--- START ---

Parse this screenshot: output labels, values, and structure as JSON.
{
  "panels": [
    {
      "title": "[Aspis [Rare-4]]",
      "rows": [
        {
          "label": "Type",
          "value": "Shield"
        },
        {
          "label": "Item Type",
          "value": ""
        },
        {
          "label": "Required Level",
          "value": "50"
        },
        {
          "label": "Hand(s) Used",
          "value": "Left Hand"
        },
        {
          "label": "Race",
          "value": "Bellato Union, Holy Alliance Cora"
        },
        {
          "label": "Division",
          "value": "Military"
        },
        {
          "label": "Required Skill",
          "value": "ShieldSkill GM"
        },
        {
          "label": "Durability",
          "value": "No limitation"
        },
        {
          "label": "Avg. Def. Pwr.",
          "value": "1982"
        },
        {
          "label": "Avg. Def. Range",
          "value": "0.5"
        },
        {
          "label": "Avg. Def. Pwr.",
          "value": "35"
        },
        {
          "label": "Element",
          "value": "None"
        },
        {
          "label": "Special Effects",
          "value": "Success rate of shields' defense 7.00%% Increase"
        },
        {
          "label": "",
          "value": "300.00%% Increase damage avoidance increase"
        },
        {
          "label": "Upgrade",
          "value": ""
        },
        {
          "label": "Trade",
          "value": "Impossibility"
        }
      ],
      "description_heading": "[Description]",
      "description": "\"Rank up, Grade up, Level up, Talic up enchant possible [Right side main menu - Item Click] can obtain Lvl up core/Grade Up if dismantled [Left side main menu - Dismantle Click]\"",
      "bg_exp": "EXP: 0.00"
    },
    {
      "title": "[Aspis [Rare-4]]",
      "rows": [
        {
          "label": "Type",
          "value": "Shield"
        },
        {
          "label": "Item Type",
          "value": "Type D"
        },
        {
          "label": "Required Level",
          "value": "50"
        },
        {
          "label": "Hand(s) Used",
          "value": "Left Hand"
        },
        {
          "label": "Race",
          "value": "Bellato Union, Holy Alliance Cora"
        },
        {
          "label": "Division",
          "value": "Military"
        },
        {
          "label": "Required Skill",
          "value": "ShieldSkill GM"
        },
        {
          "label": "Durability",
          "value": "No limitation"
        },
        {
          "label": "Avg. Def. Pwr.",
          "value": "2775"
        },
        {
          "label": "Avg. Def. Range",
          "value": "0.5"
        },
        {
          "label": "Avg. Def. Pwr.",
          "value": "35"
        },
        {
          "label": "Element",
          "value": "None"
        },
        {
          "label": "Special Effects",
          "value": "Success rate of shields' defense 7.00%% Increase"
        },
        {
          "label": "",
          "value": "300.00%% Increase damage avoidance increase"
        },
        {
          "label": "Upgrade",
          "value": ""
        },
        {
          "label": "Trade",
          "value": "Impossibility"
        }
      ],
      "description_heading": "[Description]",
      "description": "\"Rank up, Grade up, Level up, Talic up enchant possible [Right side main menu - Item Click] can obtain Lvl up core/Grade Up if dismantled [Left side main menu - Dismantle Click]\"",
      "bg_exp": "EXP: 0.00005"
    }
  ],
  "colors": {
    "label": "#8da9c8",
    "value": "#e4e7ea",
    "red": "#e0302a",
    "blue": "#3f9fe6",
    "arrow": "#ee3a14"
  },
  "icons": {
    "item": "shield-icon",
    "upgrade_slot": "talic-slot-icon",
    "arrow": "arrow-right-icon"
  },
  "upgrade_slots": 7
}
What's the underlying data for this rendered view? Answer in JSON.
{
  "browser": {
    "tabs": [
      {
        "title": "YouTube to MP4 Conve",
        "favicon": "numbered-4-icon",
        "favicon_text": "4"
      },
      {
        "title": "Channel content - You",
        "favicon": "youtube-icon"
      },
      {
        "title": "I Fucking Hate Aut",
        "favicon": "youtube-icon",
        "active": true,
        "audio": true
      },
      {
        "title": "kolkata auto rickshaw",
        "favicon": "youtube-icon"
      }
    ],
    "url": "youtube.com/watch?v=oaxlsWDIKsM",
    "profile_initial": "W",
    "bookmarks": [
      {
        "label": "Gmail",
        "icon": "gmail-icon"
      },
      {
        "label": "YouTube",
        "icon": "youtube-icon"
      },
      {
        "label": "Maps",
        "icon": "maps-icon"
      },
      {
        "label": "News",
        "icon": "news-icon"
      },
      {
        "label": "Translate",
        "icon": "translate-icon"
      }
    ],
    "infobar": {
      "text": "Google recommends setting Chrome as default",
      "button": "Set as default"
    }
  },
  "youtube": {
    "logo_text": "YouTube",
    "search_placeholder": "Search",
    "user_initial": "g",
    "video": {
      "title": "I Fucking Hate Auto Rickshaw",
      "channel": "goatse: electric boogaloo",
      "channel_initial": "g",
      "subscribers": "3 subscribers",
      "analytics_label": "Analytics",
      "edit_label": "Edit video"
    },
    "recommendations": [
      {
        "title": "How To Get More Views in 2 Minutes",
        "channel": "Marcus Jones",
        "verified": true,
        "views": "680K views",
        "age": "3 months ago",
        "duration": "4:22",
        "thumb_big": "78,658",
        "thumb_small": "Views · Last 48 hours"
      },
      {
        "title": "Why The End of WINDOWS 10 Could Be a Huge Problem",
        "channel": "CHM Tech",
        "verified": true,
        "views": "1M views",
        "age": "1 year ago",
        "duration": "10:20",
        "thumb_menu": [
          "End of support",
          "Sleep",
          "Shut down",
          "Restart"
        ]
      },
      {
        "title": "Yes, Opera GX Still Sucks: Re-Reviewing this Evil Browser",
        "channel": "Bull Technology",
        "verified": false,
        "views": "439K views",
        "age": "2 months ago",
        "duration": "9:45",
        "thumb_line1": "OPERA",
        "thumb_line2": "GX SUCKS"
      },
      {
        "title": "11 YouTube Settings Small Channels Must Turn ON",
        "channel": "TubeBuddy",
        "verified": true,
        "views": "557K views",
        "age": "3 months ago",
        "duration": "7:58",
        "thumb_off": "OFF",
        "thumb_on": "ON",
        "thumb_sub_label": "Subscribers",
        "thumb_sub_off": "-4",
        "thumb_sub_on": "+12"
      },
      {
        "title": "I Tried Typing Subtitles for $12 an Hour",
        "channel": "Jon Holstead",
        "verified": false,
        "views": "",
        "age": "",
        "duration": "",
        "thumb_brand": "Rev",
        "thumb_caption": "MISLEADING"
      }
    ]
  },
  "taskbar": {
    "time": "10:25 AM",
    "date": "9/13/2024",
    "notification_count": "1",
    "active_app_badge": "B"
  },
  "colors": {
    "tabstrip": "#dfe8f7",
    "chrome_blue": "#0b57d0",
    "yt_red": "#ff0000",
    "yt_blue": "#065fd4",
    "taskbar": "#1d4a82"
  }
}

--- END ---

Stated exercise. Print all the data exactly.

Response to this task.
Parse this screenshot: output labels, values, and structure as JSON.
{
  "panels": [
    {
      "title": "[Aspis [Rare-4]]",
      "rows": [
        {
          "label": "Type",
          "value": "Shield"
        },
        {
          "label": "Item Type",
          "value": ""
        },
        {
          "label": "Required Level",
          "value": "50"
        },
        {
          "label": "Hand(s) Used",
          "value": "Left Hand"
        },
        {
          "label": "Race",
          "value": "Bellato Union, Holy Alliance Cora"
        },
        {
          "label": "Division",
          "value": "Military"
        },
        {
          "label": "Required Skill",
          "value": "ShieldSkill GM"
        },
        {
          "label": "Durability",
          "value": "No limitation"
        },
        {
          "label": "Avg. Def. Pwr.",
          "value": "1982"
        },
        {
          "label": "Avg. Def. Range",
          "value": "0.5"
        },
        {
          "label": "Avg. Def. Pwr.",
          "value": "35"
        },
        {
          "label": "Element",
          "value": "None"
        },
        {
          "label": "Special Effects",
          "value": "Success rate of shields' defense 7.00%% Increase"
        },
        {
          "label": "",
          "value": "300.00%% Increase damage avoidance increase"
        },
        {
          "label": "Upgrade",
          "value": ""
        },
        {
          "label": "Trade",
          "value": "Impossibility"
        }
      ],
      "description_heading": "[Description]",
      "description": "\"Rank up, Grade up, Level up, Talic up enchant possible [Right side main menu - Item Click] can obtain Lvl up core/Grade Up if dismantled [Left side main menu - Dismantle Click]\"",
      "bg_exp": "EXP: 0.00"
    },
    {
      "title": "[Aspis [Rare-4]]",
      "rows": [
        {
          "label": "Type",
          "value": "Shield"
        },
        {
          "label": "Item Type",
          "value": "Type D"
        },
        {
          "label": "Required Level",
          "value": "50"
        },
        {
          "label": "Hand(s) Used",
          "value": "Left Hand"
        },
        {
          "label": "Race",
          "value": "Bellato Union, Holy Alliance Cora"
        },
        {
          "label": "Division",
          "value": "Military"
        },
        {
          "label": "Required Skill",
          "value": "ShieldSkill GM"
        },
        {
          "label": "Durability",
          "value": "No limitation"
        },
        {
          "label": "Avg. Def. Pwr.",
          "value": "2775"
        },
        {
          "label": "Avg. Def. Range",
          "value": "0.5"
        },
        {
          "label": "Avg. Def. Pwr.",
          "value": "35"
        },
        {
          "label": "Element",
          "value": "None"
        },
        {
          "label": "Special Effects",
          "value": "Success rate of shields' defense 7.00%% Increase"
        },
        {
          "label": "",
          "value": "300.00%% Increase damage avoidance increase"
        },
        {
          "label": "Upgrade",
          "value": ""
        },
        {
          "label": "Trade",
          "value": "Impossibility"
        }
      ],
      "description_heading": "[Description]",
      "description": "\"Rank up, Grade up, Level up, Talic up enchant possible [Right side main menu - Item Click] can obtain Lvl up core/Grade Up if dismantled [Left side main menu - Dismantle Click]\"",
      "bg_exp": "EXP: 0.00005"
    }
  ],
  "colors": {
    "label": "#8da9c8",
    "value": "#e4e7ea",
    "red": "#e0302a",
    "blue": "#3f9fe6",
    "arrow": "#ee3a14"
  },
  "icons": {
    "item": "shield-icon",
    "upgrade_slot": "talic-slot-icon",
    "arrow": "arrow-right-icon"
  },
  "upgrade_slots": 7
}
What's the underlying data for this rendered view? Answer in JSON.
{
  "browser": {
    "tabs": [
      {
        "title": "YouTube to MP4 Conve",
        "favicon": "numbered-4-icon",
        "favicon_text": "4"
      },
      {
        "title": "Channel content - You",
        "favicon": "youtube-icon"
      },
      {
        "title": "I Fucking Hate Aut",
        "favicon": "youtube-icon",
        "active": true,
        "audio": true
      },
      {
        "title": "kolkata auto rickshaw",
        "favicon": "youtube-icon"
      }
    ],
    "url": "youtube.com/watch?v=oaxlsWDIKsM",
    "profile_initial": "W",
    "bookmarks": [
      {
        "label": "Gmail",
        "icon": "gmail-icon"
      },
      {
        "label": "YouTube",
        "icon": "youtube-icon"
      },
      {
        "label": "Maps",
        "icon": "maps-icon"
      },
      {
        "label": "News",
        "icon": "news-icon"
      },
      {
        "label": "Translate",
        "icon": "translate-icon"
      }
    ],
    "infobar": {
      "text": "Google recommends setting Chrome as default",
      "button": "Set as default"
    }
  },
  "youtube": {
    "logo_text": "YouTube",
    "search_placeholder": "Search",
    "user_initial": "g",
    "video": {
      "title": "I Fucking Hate Auto Rickshaw",
      "channel": "goatse: electric boogaloo",
      "channel_initial": "g",
      "subscribers": "3 subscribers",
      "analytics_label": "Analytics",
      "edit_label": "Edit video"
    },
    "recommendations": [
      {
        "title": "How To Get More Views in 2 Minutes",
        "channel": "Marcus Jones",
        "verified": true,
        "views": "680K views",
        "age": "3 months ago",
        "duration": "4:22",
        "thumb_big": "78,658",
        "thumb_small": "Views · Last 48 hours"
      },
      {
        "title": "Why The End of WINDOWS 10 Could Be a Huge Problem",
        "channel": "CHM Tech",
        "verified": true,
        "views": "1M views",
        "age": "1 year ago",
        "duration": "10:20",
        "thumb_menu": [
          "End of support",
          "Sleep",
          "Shut down",
          "Restart"
        ]
      },
      {
        "title": "Yes, Opera GX Still Sucks: Re-Reviewing this Evil Browser",
        "channel": "Bull Technology",
        "verified": false,
        "views": "439K views",
        "age": "2 months ago",
        "duration": "9:45",
        "thumb_line1": "OPERA",
        "thumb_line2": "GX SUCKS"
      },
      {
        "title": "11 YouTube Settings Small Channels Must Turn ON",
        "channel": "TubeBuddy",
        "verified": true,
        "views": "557K views",
        "age": "3 months ago",
        "duration": "7:58",
        "thumb_off": "OFF",
        "thumb_on": "ON",
        "thumb_sub_label": "Subscribers",
        "thumb_sub_off": "-4",
        "thumb_sub_on": "+12"
      },
      {
        "title": "I Tried Typing Subtitles for $12 an Hour",
        "channel": "Jon Holstead",
        "verified": false,
        "views": "",
        "age": "",
        "duration": "",
        "thumb_brand": "Rev",
        "thumb_caption": "MISLEADING"
      }
    ]
  },
  "taskbar": {
    "time": "10:25 AM",
    "date": "9/13/2024",
    "notification_count": "1",
    "active_app_badge": "B"
  },
  "colors": {
    "tabstrip": "#dfe8f7",
    "chrome_blue": "#0b57d0",
    "yt_red": "#ff0000",
    "yt_blue": "#065fd4",
    "taskbar": "#1d4a82"
  }
}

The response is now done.